Recorded data:
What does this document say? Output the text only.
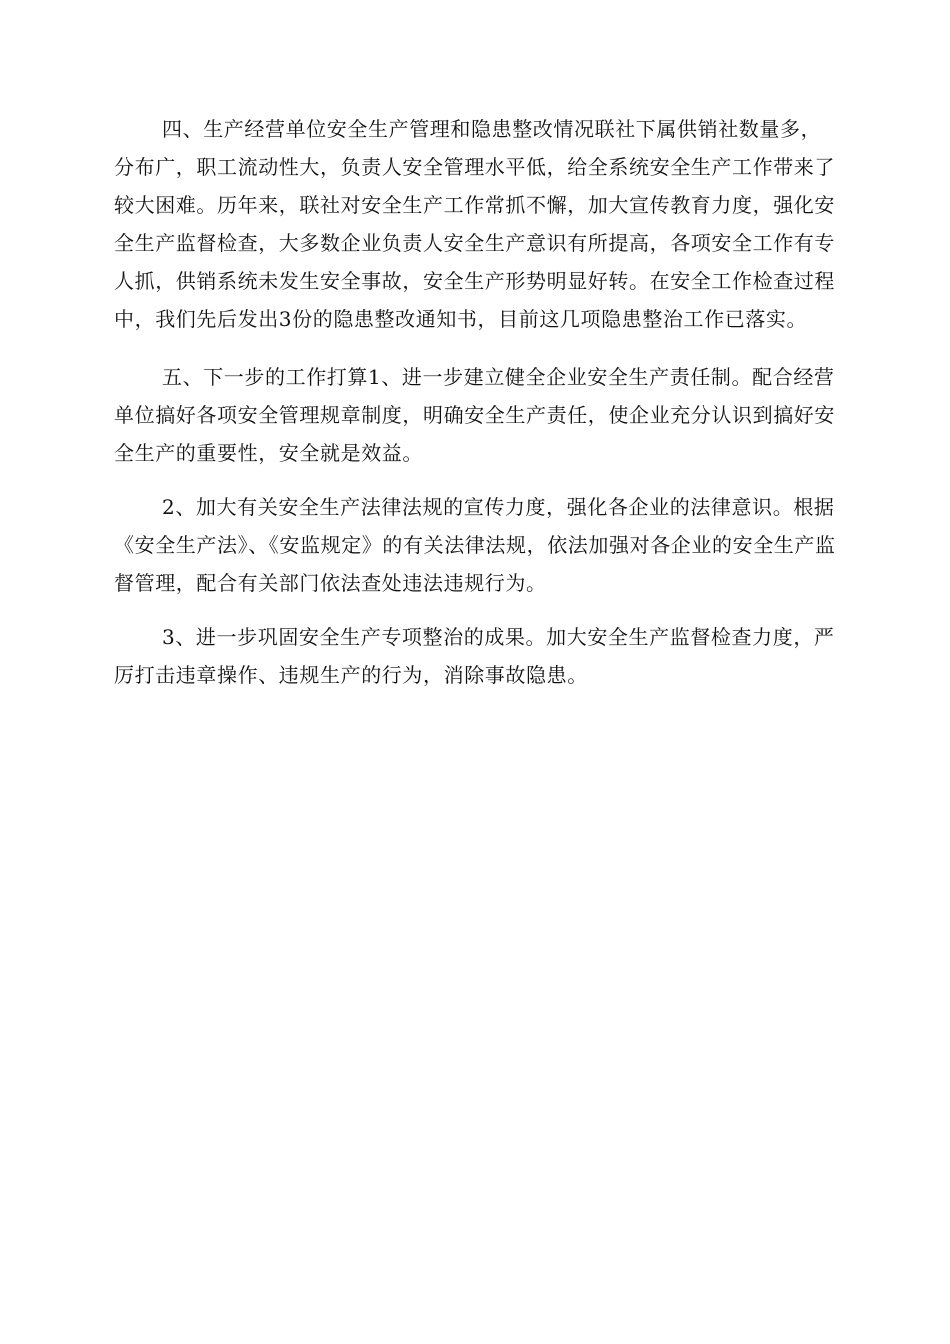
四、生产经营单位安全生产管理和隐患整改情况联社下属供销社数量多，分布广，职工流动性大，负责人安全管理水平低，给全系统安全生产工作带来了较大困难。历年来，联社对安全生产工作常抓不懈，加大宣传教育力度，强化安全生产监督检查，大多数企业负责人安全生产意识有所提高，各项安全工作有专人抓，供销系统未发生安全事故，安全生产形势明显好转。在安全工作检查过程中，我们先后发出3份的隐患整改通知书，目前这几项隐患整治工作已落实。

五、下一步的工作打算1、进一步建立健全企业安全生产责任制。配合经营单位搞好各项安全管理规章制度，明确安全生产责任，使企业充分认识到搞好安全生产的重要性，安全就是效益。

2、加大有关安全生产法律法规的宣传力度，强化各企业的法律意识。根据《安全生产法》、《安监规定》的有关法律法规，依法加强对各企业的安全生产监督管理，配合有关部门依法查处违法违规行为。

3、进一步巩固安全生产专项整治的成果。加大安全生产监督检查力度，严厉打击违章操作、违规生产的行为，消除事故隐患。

Objective: In your copy of the records, include no pictures; repeat everything else exactly.

Solution for this task:
What does this document say? Output the text only.
四、生产经营单位安全生产管理和隐患整改情况联社下属供销社数量多，分布广，职工流动性大，负责人安全管理水平低，给全系统安全生产工作带来了较大困难。历年来，联社对安全生产工作常抓不懈，加大宣传教育力度，强化安全生产监督检查，大多数企业负责人安全生产意识有所提高，各项安全工作有专人抓，供销系统未发生安全事故，安全生产形势明显好转。在安全工作检查过程中，我们先后发出3份的隐患整改通知书，目前这几项隐患整治工作已落实。

五、下一步的工作打算1、进一步建立健全企业安全生产责任制。配合经营单位搞好各项安全管理规章制度，明确安全生产责任，使企业充分认识到搞好安全生产的重要性，安全就是效益。

2、加大有关安全生产法律法规的宣传力度，强化各企业的法律意识。根据《安全生产法》、《安监规定》的有关法律法规，依法加强对各企业的安全生产监督管理，配合有关部门依法查处违法违规行为。

3、进一步巩固安全生产专项整治的成果。加大安全生产监督检查力度，严厉打击违章操作、违规生产的行为，消除事故隐患。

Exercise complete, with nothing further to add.